Exercise task - Each line that holds the word "Emerging" is to be identified and copied.
------
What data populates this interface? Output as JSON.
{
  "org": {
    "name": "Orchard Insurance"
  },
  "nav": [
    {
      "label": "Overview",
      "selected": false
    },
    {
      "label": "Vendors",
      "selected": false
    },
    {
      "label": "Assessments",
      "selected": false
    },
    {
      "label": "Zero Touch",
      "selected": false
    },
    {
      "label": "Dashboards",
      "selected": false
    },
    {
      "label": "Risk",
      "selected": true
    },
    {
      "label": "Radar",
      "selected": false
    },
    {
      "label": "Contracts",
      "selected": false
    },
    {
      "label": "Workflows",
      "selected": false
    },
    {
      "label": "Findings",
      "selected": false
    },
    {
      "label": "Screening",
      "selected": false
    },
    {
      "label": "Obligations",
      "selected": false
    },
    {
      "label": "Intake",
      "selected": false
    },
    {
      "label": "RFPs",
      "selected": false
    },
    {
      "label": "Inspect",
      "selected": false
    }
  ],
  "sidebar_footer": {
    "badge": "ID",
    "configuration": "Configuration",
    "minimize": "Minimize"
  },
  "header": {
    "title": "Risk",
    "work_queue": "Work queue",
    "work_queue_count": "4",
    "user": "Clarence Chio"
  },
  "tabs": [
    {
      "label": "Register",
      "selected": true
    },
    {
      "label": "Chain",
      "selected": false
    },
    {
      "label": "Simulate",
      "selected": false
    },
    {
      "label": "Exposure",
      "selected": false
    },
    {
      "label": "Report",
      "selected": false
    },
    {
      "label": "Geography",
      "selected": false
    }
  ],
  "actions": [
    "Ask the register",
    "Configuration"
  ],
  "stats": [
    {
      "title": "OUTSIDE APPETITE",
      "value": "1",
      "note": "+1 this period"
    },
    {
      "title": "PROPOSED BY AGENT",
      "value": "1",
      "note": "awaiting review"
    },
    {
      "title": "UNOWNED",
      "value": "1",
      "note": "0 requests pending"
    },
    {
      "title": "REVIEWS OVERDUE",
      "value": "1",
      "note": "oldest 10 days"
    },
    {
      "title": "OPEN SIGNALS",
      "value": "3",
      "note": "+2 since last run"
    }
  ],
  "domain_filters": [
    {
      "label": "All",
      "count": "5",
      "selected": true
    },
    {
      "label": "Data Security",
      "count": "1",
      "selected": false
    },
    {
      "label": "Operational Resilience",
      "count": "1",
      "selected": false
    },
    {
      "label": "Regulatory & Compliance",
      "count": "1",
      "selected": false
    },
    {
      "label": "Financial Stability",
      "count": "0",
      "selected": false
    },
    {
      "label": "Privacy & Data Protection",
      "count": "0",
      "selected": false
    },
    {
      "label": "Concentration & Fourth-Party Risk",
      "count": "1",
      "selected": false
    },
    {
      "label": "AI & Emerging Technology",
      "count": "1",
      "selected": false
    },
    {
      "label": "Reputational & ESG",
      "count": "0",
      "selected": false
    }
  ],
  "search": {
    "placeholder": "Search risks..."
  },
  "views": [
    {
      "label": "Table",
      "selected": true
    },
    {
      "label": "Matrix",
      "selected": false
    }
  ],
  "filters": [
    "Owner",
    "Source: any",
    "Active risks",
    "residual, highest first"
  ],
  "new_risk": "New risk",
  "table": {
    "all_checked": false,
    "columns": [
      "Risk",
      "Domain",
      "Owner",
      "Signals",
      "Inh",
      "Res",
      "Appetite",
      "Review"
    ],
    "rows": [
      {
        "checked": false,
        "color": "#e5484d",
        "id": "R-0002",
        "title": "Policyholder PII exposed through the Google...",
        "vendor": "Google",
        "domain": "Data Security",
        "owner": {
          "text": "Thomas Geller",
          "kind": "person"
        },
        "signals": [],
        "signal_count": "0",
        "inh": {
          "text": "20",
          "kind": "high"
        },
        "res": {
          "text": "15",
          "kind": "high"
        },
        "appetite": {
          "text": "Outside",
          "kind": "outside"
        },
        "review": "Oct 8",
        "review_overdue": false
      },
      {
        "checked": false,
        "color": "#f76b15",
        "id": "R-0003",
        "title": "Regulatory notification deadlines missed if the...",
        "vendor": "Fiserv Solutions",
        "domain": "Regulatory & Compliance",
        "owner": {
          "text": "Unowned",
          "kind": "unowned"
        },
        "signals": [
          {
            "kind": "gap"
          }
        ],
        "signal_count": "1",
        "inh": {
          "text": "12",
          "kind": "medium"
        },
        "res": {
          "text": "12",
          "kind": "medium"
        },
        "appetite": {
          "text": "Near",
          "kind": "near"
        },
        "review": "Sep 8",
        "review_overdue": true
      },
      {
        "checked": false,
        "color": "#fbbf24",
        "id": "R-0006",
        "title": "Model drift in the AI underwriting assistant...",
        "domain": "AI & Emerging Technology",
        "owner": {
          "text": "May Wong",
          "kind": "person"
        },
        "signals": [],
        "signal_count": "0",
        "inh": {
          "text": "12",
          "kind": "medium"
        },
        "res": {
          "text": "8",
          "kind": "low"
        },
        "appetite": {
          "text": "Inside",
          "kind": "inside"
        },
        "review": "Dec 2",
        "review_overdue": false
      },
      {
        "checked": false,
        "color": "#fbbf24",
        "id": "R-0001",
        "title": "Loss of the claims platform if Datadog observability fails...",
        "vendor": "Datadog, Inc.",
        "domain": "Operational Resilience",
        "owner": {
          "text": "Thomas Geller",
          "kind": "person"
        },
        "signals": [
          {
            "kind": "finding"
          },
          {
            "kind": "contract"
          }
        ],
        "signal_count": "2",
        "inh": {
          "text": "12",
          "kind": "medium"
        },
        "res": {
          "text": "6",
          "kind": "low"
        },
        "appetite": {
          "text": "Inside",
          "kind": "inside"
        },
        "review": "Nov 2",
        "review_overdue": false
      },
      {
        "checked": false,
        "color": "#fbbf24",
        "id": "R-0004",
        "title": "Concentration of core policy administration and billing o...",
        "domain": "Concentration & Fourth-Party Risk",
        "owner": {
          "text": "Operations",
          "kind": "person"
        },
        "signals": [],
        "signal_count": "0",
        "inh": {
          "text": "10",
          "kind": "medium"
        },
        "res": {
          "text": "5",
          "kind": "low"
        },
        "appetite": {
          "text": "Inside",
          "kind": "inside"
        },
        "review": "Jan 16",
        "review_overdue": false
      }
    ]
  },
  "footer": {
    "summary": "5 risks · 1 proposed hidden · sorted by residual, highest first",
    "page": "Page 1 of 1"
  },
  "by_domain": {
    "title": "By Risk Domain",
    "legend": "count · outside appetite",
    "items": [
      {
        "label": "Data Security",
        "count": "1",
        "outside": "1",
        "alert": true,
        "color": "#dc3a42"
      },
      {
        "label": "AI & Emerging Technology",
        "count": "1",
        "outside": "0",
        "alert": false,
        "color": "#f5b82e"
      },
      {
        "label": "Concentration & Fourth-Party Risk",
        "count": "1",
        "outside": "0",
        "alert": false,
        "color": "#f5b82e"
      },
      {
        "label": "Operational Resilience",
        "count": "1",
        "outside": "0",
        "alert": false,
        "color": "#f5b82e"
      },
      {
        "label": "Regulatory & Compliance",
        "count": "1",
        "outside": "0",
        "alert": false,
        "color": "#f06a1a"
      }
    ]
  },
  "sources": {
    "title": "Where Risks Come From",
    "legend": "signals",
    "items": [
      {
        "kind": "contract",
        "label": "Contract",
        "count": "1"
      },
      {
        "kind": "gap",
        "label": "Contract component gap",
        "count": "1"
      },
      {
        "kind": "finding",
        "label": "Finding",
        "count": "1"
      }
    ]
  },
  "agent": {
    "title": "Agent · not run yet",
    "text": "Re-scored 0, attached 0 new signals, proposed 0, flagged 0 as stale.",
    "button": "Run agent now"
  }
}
------
Answer to the problem -
      "label": "AI & Emerging Technology",
        "domain": "AI & Emerging Technology",
        "label": "AI & Emerging Technology",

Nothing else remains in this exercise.